• INPUT FOR THIS TASK
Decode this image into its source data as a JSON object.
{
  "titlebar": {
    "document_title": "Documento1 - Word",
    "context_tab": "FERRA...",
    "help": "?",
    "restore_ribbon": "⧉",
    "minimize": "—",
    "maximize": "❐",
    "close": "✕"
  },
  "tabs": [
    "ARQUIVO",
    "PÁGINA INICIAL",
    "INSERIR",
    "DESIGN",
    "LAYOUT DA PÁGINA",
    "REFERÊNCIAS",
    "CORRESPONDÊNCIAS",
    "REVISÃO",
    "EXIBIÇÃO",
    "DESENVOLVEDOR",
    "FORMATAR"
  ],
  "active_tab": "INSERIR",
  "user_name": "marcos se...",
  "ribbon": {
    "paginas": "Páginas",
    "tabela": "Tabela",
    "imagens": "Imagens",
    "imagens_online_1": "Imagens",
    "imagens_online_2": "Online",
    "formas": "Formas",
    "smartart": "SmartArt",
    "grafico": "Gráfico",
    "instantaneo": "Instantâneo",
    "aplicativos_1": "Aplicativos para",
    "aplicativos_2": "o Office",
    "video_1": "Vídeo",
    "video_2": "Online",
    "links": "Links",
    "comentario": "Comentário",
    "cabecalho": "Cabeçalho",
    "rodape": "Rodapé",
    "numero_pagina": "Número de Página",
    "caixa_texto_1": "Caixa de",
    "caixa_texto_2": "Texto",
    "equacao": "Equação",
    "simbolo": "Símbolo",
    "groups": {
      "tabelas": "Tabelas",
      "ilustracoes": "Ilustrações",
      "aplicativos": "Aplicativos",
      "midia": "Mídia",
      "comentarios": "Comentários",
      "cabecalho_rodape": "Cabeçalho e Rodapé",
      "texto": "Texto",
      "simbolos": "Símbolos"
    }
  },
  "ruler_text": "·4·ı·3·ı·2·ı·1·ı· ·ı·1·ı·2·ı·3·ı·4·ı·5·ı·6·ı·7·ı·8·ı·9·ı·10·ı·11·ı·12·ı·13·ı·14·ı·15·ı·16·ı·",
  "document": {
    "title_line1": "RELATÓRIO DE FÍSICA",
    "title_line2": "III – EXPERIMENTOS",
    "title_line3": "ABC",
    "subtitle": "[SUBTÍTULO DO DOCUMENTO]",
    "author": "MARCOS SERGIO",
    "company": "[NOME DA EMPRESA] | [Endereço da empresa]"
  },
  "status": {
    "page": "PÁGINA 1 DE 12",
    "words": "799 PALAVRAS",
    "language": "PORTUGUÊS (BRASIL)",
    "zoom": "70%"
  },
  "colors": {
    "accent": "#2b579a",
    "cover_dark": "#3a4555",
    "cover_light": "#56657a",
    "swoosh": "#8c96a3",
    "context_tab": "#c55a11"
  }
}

• WHAT YOU HAVE TO DO
Return the material in full, exactly as shown.

• ANSWER TO THE TASK
Decode this image into its source data as a JSON object.
{
  "titlebar": {
    "document_title": "Documento1 - Word",
    "context_tab": "FERRA...",
    "help": "?",
    "restore_ribbon": "⧉",
    "minimize": "—",
    "maximize": "❐",
    "close": "✕"
  },
  "tabs": [
    "ARQUIVO",
    "PÁGINA INICIAL",
    "INSERIR",
    "DESIGN",
    "LAYOUT DA PÁGINA",
    "REFERÊNCIAS",
    "CORRESPONDÊNCIAS",
    "REVISÃO",
    "EXIBIÇÃO",
    "DESENVOLVEDOR",
    "FORMATAR"
  ],
  "active_tab": "INSERIR",
  "user_name": "marcos se...",
  "ribbon": {
    "paginas": "Páginas",
    "tabela": "Tabela",
    "imagens": "Imagens",
    "imagens_online_1": "Imagens",
    "imagens_online_2": "Online",
    "formas": "Formas",
    "smartart": "SmartArt",
    "grafico": "Gráfico",
    "instantaneo": "Instantâneo",
    "aplicativos_1": "Aplicativos para",
    "aplicativos_2": "o Office",
    "video_1": "Vídeo",
    "video_2": "Online",
    "links": "Links",
    "comentario": "Comentário",
    "cabecalho": "Cabeçalho",
    "rodape": "Rodapé",
    "numero_pagina": "Número de Página",
    "caixa_texto_1": "Caixa de",
    "caixa_texto_2": "Texto",
    "equacao": "Equação",
    "simbolo": "Símbolo",
    "groups": {
      "tabelas": "Tabelas",
      "ilustracoes": "Ilustrações",
      "aplicativos": "Aplicativos",
      "midia": "Mídia",
      "comentarios": "Comentários",
      "cabecalho_rodape": "Cabeçalho e Rodapé",
      "texto": "Texto",
      "simbolos": "Símbolos"
    }
  },
  "ruler_text": "·4·ı·3·ı·2·ı·1·ı· ·ı·1·ı·2·ı·3·ı·4·ı·5·ı·6·ı·7·ı·8·ı·9·ı·10·ı·11·ı·12·ı·13·ı·14·ı·15·ı·16·ı·",
  "document": {
    "title_line1": "RELATÓRIO DE FÍSICA",
    "title_line2": "III – EXPERIMENTOS",
    "title_line3": "ABC",
    "subtitle": "[SUBTÍTULO DO DOCUMENTO]",
    "author": "MARCOS SERGIO",
    "company": "[NOME DA EMPRESA] | [Endereço da empresa]"
  },
  "status": {
    "page": "PÁGINA 1 DE 12",
    "words": "799 PALAVRAS",
    "language": "PORTUGUÊS (BRASIL)",
    "zoom": "70%"
  },
  "colors": {
    "accent": "#2b579a",
    "cover_dark": "#3a4555",
    "cover_light": "#56657a",
    "swoosh": "#8c96a3",
    "context_tab": "#c55a11"
  }
}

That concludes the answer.